TO BE DONE =
Go through the material below and copy each line where the word "this" appears.

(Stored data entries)
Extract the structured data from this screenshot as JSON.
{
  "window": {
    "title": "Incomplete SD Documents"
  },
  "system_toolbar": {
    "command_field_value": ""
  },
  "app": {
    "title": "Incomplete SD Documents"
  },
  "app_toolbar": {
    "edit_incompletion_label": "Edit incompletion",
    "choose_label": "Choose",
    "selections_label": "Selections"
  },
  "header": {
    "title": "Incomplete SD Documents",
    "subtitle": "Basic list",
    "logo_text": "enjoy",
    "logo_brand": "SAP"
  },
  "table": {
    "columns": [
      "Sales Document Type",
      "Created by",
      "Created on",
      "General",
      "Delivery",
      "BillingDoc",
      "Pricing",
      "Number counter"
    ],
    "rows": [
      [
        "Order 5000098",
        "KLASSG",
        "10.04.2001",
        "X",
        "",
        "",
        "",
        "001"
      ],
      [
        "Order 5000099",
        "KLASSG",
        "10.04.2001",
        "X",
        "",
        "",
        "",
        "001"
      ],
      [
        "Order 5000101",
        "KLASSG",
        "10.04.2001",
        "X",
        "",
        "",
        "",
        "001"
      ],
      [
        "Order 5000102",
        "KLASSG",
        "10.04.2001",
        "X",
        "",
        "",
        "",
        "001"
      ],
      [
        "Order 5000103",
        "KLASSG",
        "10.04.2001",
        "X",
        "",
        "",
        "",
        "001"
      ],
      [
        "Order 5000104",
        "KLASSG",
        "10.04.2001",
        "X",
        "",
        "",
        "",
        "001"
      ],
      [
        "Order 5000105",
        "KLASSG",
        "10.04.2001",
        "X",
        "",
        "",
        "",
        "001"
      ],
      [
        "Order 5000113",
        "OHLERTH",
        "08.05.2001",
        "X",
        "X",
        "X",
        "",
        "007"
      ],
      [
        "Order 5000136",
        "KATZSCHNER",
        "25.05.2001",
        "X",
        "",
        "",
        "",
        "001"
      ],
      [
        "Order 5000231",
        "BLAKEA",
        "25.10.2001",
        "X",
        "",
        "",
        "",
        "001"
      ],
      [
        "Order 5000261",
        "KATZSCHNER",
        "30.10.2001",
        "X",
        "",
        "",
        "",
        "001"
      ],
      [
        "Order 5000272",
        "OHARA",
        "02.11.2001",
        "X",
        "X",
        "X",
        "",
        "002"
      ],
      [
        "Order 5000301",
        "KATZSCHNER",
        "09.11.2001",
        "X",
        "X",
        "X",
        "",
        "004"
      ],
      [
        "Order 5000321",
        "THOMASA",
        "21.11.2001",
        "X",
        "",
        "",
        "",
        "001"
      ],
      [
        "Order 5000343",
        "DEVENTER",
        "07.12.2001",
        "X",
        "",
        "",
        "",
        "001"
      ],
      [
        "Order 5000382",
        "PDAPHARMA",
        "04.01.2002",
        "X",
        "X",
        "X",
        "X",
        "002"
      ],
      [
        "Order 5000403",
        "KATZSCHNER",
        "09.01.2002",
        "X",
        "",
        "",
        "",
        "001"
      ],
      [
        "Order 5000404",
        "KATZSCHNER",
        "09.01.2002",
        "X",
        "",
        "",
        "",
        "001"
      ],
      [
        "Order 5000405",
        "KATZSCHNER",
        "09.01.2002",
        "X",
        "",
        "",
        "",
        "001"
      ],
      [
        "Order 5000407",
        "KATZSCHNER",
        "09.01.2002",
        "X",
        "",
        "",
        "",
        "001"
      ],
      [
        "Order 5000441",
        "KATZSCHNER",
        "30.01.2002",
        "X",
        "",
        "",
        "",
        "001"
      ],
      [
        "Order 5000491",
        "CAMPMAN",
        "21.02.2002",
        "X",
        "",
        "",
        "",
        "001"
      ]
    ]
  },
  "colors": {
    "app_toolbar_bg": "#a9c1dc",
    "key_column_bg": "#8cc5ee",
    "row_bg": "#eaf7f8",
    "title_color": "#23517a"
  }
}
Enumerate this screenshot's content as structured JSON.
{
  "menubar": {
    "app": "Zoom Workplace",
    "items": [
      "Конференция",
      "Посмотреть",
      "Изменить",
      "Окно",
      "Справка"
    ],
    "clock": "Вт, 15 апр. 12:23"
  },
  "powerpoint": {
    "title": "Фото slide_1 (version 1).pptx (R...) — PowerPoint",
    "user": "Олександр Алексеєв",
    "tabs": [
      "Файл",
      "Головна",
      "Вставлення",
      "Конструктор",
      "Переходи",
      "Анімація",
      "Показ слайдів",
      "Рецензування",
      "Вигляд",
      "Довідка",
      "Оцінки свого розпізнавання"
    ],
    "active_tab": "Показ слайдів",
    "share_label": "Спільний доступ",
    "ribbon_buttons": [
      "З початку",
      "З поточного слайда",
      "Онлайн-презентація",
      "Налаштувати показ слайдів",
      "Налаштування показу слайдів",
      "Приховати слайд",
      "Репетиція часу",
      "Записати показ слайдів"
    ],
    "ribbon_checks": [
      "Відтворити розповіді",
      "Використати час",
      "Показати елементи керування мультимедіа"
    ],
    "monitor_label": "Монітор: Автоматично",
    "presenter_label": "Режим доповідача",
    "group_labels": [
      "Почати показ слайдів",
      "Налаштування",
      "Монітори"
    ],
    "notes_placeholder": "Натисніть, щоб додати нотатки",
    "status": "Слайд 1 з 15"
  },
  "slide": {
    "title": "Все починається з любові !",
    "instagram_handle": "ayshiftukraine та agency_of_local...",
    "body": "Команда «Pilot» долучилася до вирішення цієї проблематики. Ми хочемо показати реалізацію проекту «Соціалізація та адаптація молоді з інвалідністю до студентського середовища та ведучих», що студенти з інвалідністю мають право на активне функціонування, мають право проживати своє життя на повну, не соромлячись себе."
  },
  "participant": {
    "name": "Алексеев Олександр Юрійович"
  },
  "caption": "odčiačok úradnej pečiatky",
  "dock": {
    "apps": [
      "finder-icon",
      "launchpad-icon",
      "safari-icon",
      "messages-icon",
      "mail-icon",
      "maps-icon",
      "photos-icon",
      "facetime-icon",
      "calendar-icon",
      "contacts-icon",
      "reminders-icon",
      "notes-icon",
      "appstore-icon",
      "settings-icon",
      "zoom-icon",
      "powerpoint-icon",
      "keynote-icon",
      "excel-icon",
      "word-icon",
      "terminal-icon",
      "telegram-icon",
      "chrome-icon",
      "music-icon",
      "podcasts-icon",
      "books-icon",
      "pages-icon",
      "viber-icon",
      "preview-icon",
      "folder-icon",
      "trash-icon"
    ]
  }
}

FINAL RESULT =
Extract the structured data from this screenshot as JSON.
Enumerate this screenshot's content as structured JSON.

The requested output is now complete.